■ TASK GOAL ■
Include in the output the line containing "Read all visible content and emit it as JSON." and each subsequent line of the records, through the end, transcribed exactly. Add nothing else.

(Figure data in JSON)
start
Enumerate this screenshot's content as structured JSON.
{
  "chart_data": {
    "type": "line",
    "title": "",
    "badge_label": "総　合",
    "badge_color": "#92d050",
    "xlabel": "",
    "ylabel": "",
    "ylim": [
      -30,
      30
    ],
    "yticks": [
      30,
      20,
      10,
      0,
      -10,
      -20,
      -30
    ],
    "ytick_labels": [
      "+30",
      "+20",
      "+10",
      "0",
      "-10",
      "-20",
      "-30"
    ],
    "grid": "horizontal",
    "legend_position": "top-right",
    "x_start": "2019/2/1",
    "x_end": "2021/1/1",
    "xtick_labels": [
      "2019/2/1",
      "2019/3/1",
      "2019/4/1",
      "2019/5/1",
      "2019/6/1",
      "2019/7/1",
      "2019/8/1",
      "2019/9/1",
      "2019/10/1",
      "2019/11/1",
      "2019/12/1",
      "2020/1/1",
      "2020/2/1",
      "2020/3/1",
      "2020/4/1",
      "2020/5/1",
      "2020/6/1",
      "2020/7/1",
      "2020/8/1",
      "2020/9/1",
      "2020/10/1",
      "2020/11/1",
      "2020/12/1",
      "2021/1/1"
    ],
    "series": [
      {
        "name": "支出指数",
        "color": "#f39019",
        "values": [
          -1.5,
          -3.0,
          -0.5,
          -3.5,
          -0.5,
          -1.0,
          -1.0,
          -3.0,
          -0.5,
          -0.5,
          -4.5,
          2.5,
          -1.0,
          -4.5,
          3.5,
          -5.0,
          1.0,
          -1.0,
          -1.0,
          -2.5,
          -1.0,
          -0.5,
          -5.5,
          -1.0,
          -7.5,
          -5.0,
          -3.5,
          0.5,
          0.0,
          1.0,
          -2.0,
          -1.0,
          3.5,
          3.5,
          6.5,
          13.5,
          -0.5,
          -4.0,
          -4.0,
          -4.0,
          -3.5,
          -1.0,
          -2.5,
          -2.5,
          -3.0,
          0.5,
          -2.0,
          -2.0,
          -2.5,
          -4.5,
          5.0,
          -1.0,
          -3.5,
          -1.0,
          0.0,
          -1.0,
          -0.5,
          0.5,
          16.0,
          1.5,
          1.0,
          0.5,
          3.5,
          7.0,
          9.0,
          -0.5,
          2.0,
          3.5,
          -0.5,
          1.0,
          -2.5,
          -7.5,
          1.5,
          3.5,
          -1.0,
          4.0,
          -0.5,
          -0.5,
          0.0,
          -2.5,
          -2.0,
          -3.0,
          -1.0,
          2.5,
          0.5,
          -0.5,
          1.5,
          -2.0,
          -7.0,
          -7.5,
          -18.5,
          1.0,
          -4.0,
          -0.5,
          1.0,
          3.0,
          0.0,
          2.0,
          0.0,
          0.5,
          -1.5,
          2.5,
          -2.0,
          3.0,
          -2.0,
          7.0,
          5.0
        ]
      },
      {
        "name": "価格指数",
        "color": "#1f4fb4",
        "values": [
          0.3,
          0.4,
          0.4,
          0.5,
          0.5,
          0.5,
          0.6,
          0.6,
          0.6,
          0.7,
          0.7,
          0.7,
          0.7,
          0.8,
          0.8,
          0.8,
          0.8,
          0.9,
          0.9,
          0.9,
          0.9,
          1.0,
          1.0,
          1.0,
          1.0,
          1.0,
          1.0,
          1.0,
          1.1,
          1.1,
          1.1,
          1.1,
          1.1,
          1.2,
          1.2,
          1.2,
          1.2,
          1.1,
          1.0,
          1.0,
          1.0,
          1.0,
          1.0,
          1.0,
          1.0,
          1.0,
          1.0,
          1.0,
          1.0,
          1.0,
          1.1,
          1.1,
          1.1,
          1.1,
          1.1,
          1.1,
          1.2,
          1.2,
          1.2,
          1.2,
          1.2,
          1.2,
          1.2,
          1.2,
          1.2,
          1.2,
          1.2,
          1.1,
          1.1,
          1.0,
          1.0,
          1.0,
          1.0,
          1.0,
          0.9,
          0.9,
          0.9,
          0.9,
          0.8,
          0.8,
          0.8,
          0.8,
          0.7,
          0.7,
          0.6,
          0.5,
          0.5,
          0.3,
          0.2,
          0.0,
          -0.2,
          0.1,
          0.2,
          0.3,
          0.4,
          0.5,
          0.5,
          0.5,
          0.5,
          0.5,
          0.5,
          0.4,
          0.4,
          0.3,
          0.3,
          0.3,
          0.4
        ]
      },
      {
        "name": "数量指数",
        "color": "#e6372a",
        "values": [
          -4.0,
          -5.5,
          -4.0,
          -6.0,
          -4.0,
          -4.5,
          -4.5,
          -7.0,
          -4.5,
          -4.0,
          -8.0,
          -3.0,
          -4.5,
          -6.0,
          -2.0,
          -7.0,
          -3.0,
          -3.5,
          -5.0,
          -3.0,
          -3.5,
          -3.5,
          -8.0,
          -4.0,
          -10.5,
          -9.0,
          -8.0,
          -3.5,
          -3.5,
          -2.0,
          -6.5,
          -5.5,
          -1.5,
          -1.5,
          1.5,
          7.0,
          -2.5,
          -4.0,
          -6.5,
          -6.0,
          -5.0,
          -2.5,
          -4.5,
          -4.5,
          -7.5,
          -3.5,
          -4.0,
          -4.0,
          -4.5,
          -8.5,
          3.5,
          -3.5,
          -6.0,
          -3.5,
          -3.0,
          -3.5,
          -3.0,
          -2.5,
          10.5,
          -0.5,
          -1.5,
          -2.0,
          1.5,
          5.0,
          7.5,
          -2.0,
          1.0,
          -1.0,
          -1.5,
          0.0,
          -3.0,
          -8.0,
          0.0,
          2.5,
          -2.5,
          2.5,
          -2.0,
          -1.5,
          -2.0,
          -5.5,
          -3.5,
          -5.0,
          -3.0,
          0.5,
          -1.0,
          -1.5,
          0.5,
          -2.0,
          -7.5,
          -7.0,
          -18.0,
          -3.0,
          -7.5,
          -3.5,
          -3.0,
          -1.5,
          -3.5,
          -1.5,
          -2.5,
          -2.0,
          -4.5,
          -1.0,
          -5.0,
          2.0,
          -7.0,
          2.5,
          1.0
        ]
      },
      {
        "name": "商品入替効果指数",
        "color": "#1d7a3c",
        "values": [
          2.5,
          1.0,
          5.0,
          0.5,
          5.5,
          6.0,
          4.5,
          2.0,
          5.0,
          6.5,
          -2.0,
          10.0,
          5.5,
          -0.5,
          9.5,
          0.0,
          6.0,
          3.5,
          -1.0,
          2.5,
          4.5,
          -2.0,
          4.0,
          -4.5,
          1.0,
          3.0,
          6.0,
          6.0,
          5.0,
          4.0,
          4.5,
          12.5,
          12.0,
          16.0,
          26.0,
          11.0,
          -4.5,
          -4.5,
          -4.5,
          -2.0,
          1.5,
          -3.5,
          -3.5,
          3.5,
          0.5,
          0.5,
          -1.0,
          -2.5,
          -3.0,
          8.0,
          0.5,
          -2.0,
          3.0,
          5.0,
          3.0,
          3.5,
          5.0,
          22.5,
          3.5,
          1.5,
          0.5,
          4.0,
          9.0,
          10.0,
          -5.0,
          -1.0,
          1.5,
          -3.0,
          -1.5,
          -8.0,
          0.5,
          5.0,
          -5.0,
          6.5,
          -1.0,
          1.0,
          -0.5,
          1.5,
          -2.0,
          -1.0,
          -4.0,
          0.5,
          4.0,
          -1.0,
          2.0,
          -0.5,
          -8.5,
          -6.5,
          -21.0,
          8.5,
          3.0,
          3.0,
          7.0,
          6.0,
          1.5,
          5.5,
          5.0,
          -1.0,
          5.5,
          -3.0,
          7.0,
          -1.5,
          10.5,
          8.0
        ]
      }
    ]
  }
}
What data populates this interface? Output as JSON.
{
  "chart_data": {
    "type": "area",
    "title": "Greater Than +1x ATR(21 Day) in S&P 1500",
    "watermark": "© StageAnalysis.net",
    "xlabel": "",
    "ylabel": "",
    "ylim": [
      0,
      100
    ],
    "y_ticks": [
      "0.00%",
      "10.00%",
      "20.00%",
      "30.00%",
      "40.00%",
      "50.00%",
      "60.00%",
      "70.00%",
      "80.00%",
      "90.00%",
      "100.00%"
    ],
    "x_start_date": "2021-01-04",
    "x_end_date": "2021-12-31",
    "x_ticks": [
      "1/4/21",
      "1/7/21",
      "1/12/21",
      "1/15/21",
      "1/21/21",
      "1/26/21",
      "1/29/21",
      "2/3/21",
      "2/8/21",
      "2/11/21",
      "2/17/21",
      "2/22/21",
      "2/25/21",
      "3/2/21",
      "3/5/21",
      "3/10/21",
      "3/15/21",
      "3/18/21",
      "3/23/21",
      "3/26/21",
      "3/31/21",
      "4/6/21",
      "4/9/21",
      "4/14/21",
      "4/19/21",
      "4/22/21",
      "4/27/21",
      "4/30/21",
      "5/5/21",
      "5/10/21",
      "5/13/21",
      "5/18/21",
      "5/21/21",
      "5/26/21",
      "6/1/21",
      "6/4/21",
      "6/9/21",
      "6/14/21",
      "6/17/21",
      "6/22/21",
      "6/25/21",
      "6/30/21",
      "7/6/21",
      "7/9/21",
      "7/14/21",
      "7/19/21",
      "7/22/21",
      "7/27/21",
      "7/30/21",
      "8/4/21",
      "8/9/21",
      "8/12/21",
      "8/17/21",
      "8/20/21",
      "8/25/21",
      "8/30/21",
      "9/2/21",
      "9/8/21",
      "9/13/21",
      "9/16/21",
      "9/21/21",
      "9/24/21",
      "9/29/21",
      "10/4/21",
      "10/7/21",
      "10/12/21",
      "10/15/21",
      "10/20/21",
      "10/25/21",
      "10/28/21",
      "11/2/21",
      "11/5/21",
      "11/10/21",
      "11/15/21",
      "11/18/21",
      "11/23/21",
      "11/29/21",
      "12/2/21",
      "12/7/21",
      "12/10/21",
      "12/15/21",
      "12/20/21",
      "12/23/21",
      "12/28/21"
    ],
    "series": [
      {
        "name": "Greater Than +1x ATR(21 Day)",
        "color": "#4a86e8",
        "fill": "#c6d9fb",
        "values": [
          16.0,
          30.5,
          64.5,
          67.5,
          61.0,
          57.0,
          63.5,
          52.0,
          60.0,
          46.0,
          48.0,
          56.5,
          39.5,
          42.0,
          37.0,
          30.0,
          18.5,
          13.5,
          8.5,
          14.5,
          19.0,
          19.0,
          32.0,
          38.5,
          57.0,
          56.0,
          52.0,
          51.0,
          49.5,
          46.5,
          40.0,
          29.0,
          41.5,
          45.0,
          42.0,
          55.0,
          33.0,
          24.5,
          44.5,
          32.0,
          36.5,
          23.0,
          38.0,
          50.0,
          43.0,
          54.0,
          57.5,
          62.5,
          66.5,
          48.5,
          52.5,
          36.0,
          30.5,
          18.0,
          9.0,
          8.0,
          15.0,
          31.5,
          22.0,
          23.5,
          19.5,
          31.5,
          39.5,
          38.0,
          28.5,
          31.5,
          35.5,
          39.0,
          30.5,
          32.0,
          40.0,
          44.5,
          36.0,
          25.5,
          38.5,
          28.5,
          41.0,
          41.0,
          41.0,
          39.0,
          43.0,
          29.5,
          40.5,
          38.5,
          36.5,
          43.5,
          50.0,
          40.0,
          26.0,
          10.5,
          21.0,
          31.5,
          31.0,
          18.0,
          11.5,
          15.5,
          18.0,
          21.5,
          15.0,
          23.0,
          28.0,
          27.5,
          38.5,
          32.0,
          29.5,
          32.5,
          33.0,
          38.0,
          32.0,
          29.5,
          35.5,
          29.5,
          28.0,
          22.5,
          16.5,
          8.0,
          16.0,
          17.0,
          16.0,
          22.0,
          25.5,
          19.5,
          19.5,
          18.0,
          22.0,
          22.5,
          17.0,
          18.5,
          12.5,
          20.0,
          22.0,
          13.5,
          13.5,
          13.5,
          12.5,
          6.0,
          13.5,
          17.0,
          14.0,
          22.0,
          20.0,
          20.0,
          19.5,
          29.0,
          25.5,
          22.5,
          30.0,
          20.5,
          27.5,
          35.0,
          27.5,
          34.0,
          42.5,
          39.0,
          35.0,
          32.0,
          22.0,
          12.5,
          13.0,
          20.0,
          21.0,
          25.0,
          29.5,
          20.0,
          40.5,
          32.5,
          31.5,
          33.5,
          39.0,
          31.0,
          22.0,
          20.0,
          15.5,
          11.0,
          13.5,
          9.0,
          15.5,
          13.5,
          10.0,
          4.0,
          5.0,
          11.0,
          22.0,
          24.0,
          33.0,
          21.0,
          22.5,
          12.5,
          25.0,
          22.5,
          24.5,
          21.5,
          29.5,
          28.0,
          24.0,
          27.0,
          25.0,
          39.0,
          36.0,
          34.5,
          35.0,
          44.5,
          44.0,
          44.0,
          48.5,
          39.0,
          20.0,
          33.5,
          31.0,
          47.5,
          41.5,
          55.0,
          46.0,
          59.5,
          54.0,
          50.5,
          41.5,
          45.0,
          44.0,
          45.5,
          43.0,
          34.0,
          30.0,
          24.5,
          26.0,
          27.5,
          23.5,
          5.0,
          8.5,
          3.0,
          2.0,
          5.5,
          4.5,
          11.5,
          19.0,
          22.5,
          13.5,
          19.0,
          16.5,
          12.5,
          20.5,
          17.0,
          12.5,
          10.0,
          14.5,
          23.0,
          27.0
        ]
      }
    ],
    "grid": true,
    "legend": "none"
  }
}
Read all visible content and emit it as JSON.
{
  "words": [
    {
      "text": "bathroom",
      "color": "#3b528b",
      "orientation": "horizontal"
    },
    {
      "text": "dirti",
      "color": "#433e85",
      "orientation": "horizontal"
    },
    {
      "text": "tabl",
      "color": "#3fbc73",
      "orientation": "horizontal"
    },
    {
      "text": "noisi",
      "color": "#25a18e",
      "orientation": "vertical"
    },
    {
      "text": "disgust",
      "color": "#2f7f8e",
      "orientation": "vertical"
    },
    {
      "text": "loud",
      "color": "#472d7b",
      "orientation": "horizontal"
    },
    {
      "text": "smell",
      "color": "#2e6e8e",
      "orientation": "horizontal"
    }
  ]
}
end
■ EXPECTED ANSWER ■
Read all visible content and emit it as JSON.
{
  "words": [
    {
      "text": "bathroom",
      "color": "#3b528b",
      "orientation": "horizontal"
    },
    {
      "text": "dirti",
      "color": "#433e85",
      "orientation": "horizontal"
    },
    {
      "text": "tabl",
      "color": "#3fbc73",
      "orientation": "horizontal"
    },
    {
      "text": "noisi",
      "color": "#25a18e",
      "orientation": "vertical"
    },
    {
      "text": "disgust",
      "color": "#2f7f8e",
      "orientation": "vertical"
    },
    {
      "text": "loud",
      "color": "#472d7b",
      "orientation": "horizontal"
    },
    {
      "text": "smell",
      "color": "#2e6e8e",
      "orientation": "horizontal"
    }
  ]
}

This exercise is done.